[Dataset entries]

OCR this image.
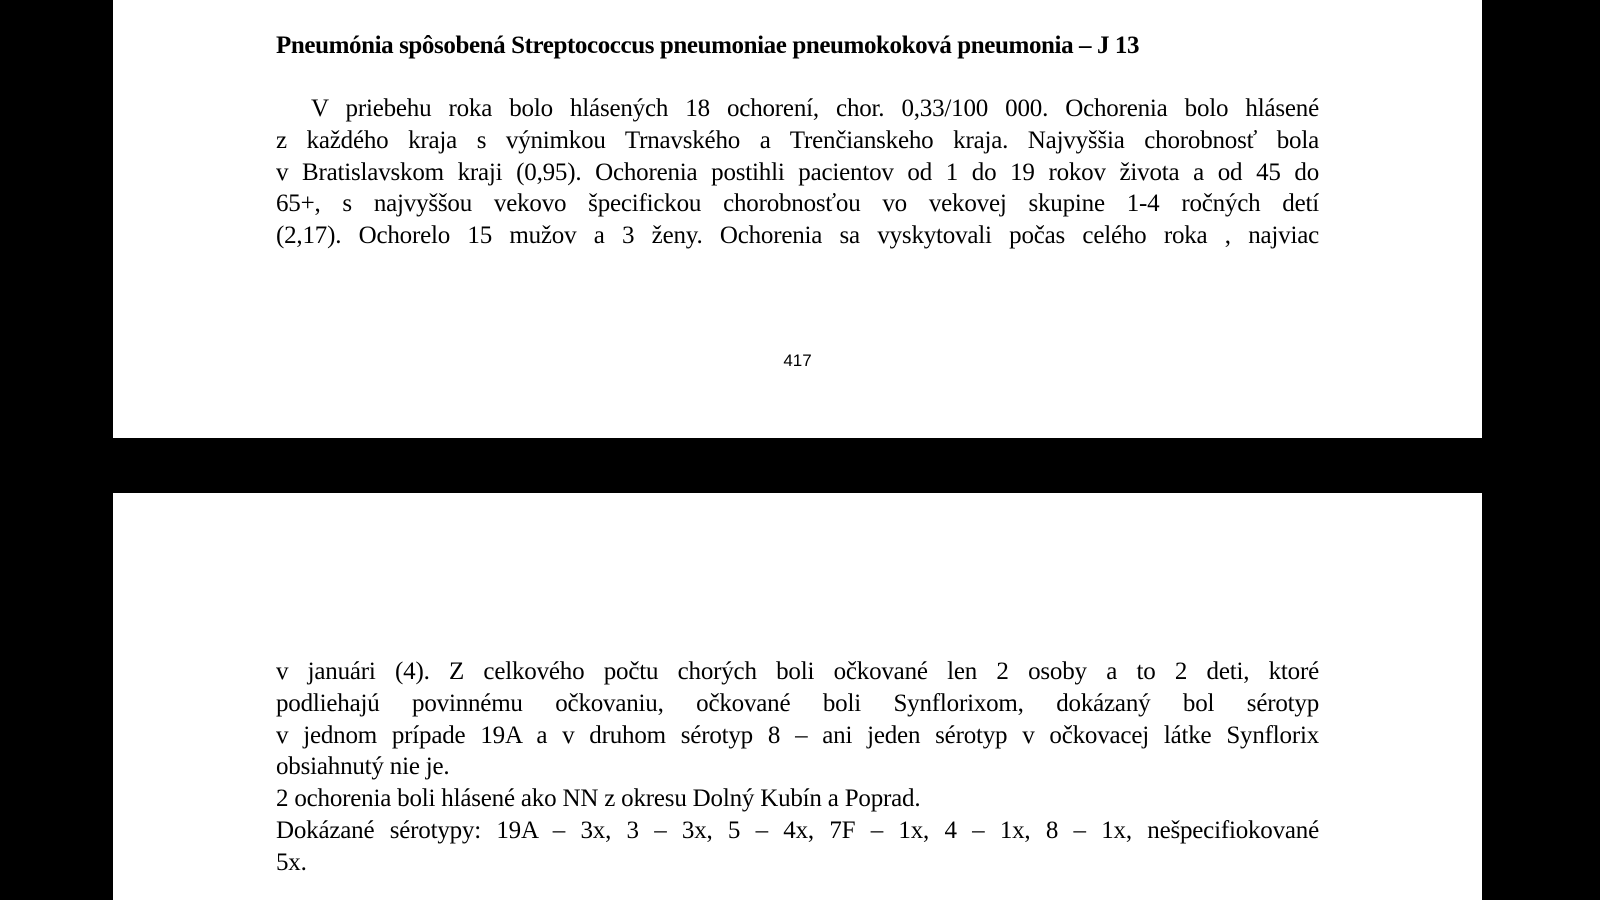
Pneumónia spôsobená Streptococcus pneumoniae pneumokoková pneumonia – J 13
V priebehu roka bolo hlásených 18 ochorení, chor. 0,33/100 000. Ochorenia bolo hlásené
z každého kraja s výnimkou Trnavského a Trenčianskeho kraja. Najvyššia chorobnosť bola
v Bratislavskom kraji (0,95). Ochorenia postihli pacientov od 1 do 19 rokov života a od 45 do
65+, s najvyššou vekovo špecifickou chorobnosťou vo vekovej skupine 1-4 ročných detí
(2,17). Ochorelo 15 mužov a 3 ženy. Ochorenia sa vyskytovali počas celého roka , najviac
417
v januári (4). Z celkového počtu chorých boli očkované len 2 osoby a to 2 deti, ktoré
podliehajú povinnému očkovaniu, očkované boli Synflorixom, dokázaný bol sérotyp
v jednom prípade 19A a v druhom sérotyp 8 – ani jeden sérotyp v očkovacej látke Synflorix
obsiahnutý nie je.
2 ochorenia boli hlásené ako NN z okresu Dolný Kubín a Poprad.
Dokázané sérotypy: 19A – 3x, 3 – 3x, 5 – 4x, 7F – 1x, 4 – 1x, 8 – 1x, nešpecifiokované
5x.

* * *

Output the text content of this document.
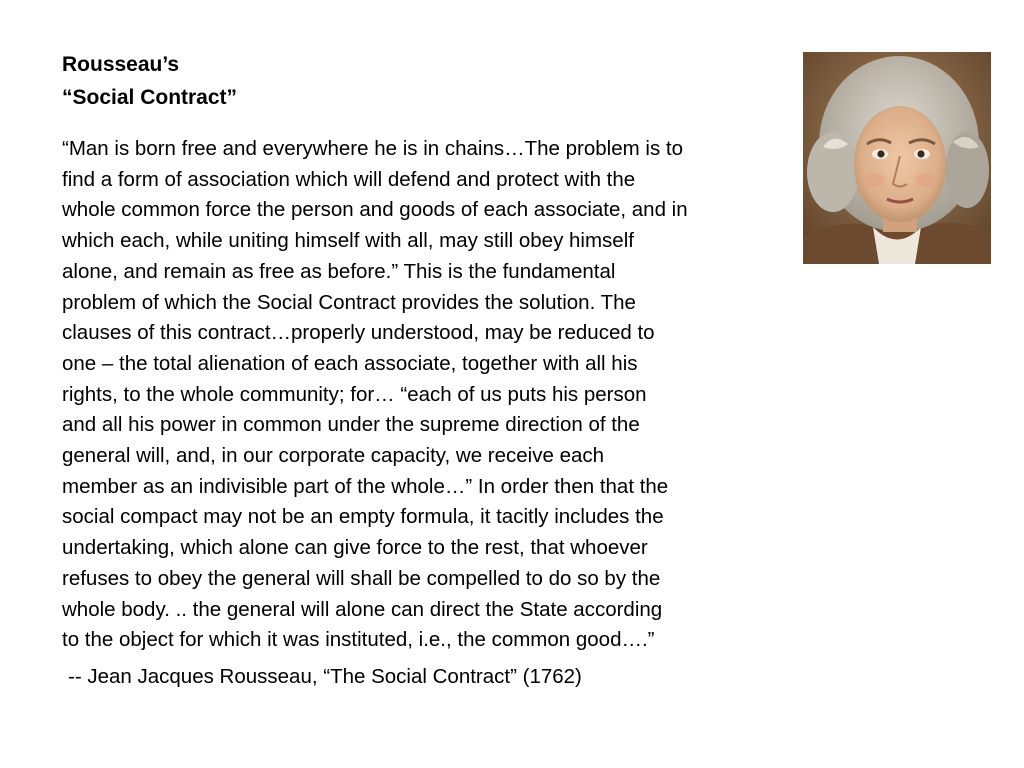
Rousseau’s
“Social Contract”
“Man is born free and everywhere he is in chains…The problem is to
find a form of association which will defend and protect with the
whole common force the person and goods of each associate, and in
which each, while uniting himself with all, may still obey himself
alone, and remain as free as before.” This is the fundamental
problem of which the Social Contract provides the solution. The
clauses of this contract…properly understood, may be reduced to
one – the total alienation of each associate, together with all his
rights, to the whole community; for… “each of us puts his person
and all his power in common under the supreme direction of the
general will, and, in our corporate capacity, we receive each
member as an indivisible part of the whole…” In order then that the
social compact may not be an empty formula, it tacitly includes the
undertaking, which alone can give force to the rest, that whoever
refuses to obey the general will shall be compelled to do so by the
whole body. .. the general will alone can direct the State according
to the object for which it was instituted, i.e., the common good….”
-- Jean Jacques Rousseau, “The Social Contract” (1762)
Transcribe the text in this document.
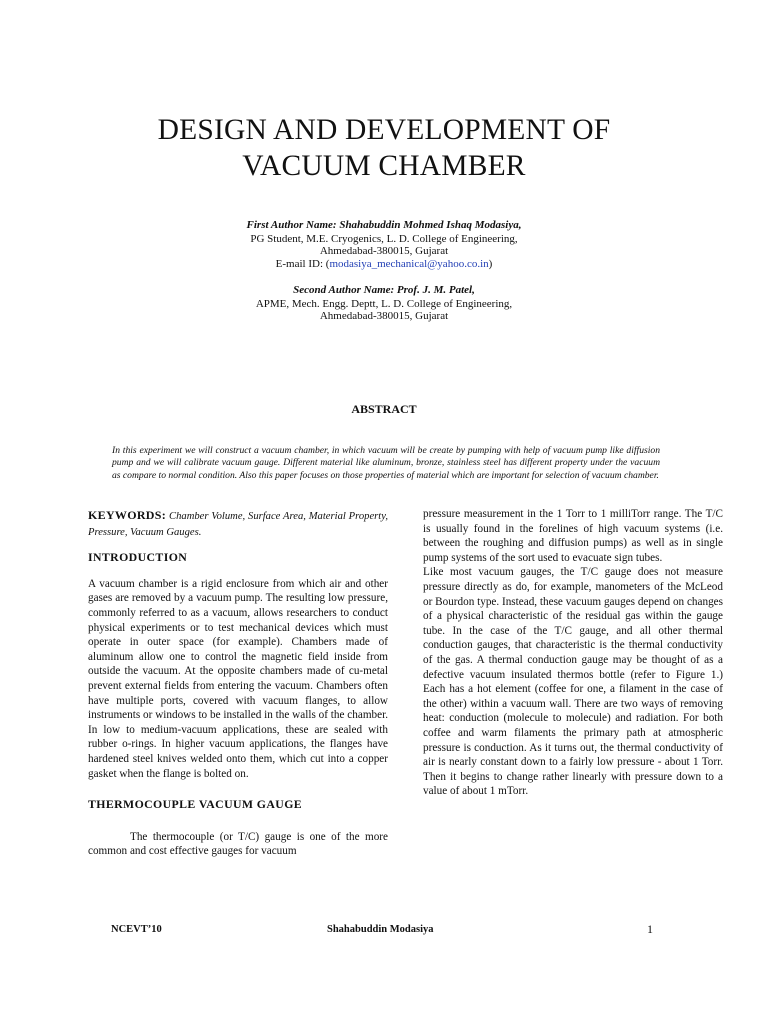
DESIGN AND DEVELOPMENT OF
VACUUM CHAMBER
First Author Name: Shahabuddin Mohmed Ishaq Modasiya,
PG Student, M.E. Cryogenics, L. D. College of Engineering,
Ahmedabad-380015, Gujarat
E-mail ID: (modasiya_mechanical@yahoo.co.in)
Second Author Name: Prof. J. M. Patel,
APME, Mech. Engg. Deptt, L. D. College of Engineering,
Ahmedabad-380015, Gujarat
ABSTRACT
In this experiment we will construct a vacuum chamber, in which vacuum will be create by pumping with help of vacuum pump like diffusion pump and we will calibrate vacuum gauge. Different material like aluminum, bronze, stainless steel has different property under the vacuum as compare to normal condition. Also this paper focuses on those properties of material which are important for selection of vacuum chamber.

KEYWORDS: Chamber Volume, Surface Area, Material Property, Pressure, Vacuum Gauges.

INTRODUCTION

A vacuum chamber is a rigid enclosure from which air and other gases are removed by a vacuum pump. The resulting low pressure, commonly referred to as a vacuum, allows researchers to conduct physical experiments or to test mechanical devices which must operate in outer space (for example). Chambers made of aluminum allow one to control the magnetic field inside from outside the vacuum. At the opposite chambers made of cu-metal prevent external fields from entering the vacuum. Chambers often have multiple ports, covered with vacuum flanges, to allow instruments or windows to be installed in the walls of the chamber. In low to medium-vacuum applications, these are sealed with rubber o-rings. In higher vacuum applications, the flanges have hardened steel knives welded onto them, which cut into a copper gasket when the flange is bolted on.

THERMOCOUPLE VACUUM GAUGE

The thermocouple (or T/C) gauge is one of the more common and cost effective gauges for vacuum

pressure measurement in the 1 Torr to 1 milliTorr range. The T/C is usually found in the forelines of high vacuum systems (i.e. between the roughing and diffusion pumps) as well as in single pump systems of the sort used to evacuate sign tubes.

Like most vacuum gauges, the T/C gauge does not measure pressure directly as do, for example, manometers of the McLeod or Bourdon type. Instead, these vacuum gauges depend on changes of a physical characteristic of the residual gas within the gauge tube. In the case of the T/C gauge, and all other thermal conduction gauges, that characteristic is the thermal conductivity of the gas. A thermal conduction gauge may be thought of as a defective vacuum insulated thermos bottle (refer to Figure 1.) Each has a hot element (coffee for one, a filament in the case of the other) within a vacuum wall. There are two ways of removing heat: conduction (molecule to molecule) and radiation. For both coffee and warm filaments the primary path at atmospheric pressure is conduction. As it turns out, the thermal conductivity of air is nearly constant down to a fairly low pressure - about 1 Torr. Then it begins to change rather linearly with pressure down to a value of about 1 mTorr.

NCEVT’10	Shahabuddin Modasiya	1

EXERCISE PROMPT: Report the count of lines in the entries that contain the string "person", and nothing besides it.

EXERCISE ANSWER: 2